---------- Raw records ----------

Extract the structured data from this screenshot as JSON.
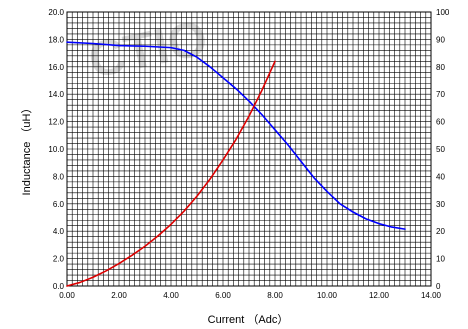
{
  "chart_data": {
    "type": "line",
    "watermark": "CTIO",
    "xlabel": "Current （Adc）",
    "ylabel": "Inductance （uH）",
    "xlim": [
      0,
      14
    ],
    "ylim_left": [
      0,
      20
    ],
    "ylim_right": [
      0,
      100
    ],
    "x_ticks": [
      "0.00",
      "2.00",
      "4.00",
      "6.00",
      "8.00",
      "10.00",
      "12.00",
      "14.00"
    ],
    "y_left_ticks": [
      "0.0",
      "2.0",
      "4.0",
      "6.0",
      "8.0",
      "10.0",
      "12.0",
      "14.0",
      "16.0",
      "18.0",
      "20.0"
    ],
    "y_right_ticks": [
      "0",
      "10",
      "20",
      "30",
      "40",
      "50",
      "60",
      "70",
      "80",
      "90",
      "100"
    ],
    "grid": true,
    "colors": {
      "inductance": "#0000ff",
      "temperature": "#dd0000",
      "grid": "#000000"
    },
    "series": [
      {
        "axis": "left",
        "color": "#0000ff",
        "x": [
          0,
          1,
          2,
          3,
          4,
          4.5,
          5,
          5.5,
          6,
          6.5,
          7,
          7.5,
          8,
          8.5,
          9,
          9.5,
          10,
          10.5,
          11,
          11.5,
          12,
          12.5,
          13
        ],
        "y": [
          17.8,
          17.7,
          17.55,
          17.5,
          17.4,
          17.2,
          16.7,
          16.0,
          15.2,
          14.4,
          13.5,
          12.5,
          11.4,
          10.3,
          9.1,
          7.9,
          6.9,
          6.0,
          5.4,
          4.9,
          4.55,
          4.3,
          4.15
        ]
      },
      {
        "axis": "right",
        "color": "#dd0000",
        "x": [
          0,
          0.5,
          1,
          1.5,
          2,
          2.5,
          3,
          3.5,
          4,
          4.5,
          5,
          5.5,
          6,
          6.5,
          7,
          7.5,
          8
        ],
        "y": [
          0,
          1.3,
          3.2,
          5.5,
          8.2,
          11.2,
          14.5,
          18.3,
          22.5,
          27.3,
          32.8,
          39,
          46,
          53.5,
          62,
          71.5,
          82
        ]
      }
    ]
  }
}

----------

All records should be output exactly, with the pictures left out.

> Completed exercise
Extract the structured data from this screenshot as JSON.
{
  "chart_data": {
    "type": "line",
    "watermark": "CTIO",
    "xlabel": "Current （Adc）",
    "ylabel": "Inductance （uH）",
    "xlim": [
      0,
      14
    ],
    "ylim_left": [
      0,
      20
    ],
    "ylim_right": [
      0,
      100
    ],
    "x_ticks": [
      "0.00",
      "2.00",
      "4.00",
      "6.00",
      "8.00",
      "10.00",
      "12.00",
      "14.00"
    ],
    "y_left_ticks": [
      "0.0",
      "2.0",
      "4.0",
      "6.0",
      "8.0",
      "10.0",
      "12.0",
      "14.0",
      "16.0",
      "18.0",
      "20.0"
    ],
    "y_right_ticks": [
      "0",
      "10",
      "20",
      "30",
      "40",
      "50",
      "60",
      "70",
      "80",
      "90",
      "100"
    ],
    "grid": true,
    "colors": {
      "inductance": "#0000ff",
      "temperature": "#dd0000",
      "grid": "#000000"
    },
    "series": [
      {
        "axis": "left",
        "color": "#0000ff",
        "x": [
          0,
          1,
          2,
          3,
          4,
          4.5,
          5,
          5.5,
          6,
          6.5,
          7,
          7.5,
          8,
          8.5,
          9,
          9.5,
          10,
          10.5,
          11,
          11.5,
          12,
          12.5,
          13
        ],
        "y": [
          17.8,
          17.7,
          17.55,
          17.5,
          17.4,
          17.2,
          16.7,
          16.0,
          15.2,
          14.4,
          13.5,
          12.5,
          11.4,
          10.3,
          9.1,
          7.9,
          6.9,
          6.0,
          5.4,
          4.9,
          4.55,
          4.3,
          4.15
        ]
      },
      {
        "axis": "right",
        "color": "#dd0000",
        "x": [
          0,
          0.5,
          1,
          1.5,
          2,
          2.5,
          3,
          3.5,
          4,
          4.5,
          5,
          5.5,
          6,
          6.5,
          7,
          7.5,
          8
        ],
        "y": [
          0,
          1.3,
          3.2,
          5.5,
          8.2,
          11.2,
          14.5,
          18.3,
          22.5,
          27.3,
          32.8,
          39,
          46,
          53.5,
          62,
          71.5,
          82
        ]
      }
    ]
  }
}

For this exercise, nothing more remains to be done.